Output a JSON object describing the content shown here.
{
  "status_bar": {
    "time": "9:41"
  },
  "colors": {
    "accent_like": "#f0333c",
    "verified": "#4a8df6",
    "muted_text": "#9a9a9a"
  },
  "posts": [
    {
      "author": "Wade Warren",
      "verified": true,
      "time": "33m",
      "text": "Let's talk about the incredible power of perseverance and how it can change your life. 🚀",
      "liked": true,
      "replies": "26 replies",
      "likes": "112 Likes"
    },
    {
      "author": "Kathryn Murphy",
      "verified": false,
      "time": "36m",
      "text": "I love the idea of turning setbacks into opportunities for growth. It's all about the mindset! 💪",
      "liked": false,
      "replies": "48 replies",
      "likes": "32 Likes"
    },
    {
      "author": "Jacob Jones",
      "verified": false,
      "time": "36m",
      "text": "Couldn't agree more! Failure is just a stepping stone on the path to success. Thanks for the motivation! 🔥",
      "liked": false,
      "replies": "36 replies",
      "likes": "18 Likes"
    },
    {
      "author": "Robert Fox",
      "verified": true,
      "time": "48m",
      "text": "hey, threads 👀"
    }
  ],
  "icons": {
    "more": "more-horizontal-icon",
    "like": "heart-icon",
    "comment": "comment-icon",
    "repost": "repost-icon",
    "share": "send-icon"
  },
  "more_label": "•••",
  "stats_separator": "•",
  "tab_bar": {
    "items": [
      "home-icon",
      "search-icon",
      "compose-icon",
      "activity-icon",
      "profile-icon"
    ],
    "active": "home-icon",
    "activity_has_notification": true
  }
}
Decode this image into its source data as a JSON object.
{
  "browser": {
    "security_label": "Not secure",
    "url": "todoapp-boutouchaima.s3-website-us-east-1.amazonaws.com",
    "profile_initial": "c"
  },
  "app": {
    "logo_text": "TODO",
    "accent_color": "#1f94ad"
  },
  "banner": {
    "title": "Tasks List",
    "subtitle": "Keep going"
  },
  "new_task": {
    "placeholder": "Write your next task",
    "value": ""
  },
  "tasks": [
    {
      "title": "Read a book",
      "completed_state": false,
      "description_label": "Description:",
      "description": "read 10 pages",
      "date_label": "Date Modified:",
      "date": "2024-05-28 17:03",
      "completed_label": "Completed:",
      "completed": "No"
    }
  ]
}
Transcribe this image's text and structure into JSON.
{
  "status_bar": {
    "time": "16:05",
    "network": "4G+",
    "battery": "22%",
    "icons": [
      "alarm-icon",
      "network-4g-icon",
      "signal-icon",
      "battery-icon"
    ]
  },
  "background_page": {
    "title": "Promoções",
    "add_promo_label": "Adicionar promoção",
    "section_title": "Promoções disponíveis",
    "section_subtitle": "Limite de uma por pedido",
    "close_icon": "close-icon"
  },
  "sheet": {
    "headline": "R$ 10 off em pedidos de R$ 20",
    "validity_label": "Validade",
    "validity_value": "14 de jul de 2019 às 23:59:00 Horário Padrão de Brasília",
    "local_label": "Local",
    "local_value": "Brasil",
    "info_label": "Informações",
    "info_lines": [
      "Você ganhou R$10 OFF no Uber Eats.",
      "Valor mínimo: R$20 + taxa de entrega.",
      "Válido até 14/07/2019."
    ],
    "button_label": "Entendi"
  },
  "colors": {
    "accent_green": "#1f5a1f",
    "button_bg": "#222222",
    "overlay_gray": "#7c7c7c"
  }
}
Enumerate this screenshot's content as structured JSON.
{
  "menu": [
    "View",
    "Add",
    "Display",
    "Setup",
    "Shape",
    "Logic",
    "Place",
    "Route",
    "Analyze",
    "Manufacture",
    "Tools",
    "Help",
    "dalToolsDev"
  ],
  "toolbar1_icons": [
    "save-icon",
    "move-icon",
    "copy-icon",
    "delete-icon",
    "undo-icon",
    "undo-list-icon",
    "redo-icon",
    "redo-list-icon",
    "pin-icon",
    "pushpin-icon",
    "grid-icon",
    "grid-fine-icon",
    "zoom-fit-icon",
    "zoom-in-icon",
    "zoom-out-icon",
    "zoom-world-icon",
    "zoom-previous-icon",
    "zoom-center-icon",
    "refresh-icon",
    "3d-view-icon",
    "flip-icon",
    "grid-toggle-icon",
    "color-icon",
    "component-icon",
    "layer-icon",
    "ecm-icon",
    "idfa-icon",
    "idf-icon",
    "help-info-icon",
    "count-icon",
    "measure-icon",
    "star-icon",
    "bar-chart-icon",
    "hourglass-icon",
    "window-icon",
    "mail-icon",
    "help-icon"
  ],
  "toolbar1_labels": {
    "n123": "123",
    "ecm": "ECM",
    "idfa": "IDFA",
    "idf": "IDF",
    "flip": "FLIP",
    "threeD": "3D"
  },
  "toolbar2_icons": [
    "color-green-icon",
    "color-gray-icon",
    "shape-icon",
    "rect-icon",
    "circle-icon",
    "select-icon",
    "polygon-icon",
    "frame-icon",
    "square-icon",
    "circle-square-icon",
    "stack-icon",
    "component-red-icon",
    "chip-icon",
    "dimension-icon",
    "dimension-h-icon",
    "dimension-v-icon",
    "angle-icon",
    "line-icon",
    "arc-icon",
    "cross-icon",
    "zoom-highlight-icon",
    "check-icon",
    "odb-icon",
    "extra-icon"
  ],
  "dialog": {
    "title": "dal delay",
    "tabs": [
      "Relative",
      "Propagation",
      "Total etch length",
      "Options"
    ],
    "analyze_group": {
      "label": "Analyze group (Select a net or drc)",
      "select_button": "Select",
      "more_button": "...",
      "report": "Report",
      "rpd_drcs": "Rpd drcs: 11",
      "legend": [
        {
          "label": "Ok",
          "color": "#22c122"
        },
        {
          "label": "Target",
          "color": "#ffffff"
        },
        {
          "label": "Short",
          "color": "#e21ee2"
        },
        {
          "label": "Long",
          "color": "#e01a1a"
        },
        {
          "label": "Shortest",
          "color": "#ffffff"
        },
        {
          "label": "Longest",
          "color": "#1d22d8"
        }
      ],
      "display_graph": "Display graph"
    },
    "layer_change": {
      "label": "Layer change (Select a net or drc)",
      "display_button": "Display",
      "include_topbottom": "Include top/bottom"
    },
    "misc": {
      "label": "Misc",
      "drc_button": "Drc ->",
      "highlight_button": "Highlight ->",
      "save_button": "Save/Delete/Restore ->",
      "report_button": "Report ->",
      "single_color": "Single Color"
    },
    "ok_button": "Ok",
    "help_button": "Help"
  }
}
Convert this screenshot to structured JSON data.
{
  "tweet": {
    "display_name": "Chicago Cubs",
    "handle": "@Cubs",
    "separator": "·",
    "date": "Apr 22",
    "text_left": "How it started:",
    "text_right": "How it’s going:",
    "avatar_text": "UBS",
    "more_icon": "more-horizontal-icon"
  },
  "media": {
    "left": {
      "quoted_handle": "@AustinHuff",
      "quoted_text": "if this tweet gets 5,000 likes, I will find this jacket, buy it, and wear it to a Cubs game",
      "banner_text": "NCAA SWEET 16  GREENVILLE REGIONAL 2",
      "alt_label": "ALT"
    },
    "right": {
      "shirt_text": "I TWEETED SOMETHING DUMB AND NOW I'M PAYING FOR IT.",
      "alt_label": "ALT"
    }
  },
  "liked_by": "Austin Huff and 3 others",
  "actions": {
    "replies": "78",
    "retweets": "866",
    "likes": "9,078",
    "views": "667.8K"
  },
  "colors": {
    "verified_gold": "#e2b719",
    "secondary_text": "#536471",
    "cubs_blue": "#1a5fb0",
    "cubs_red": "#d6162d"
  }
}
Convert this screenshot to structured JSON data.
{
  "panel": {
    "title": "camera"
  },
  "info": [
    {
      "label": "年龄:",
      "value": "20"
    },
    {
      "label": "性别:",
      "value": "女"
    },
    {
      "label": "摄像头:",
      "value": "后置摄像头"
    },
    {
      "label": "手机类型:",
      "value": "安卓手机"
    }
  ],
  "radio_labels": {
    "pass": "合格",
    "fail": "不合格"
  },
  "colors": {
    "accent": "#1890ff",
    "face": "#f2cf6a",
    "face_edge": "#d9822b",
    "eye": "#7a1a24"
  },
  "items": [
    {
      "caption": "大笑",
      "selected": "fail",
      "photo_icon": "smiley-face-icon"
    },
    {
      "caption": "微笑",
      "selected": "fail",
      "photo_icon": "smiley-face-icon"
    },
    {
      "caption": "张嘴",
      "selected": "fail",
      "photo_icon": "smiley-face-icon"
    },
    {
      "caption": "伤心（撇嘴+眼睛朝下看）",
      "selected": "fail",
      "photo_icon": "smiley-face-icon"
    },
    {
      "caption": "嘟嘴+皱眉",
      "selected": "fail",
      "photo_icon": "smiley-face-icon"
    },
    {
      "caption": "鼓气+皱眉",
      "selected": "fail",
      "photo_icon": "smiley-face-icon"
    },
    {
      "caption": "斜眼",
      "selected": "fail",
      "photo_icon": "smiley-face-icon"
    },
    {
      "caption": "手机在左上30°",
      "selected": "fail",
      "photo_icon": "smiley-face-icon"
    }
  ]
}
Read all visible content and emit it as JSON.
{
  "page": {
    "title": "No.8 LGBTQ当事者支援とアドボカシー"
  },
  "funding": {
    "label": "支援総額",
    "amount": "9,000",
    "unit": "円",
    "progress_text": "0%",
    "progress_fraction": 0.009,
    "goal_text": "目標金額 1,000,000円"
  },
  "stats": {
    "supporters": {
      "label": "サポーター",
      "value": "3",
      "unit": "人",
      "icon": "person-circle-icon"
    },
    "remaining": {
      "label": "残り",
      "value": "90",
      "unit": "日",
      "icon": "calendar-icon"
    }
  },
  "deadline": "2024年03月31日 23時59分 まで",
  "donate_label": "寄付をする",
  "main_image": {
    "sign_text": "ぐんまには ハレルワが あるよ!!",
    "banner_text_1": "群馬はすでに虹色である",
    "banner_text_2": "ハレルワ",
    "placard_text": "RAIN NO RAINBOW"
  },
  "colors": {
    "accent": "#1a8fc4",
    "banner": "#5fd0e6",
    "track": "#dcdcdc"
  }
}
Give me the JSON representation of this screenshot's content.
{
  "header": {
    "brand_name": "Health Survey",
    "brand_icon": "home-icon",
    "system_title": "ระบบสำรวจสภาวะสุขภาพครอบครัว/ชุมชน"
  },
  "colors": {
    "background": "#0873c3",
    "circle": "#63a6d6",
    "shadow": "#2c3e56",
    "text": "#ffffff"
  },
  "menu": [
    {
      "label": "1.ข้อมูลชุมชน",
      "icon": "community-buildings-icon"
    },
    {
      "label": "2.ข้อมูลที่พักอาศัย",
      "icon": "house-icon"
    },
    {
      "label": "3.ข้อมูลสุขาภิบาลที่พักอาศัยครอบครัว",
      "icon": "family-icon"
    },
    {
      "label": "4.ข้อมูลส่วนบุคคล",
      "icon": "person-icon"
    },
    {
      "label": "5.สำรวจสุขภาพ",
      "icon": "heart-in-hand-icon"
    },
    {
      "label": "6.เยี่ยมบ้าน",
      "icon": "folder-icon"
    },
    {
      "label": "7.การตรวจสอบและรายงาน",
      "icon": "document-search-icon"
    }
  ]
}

Work to do
Which lines hold the word "JSON"? Copy each of them from the records.

The output
Output a JSON object describing the content shown here.
Decode this image into its source data as a JSON object.
Transcribe this image's text and structure into JSON.
Enumerate this screenshot's content as structured JSON.
Convert this screenshot to structured JSON data.
Convert this screenshot to structured JSON data.
Read all visible content and emit it as JSON.
Give me the JSON representation of this screenshot's content.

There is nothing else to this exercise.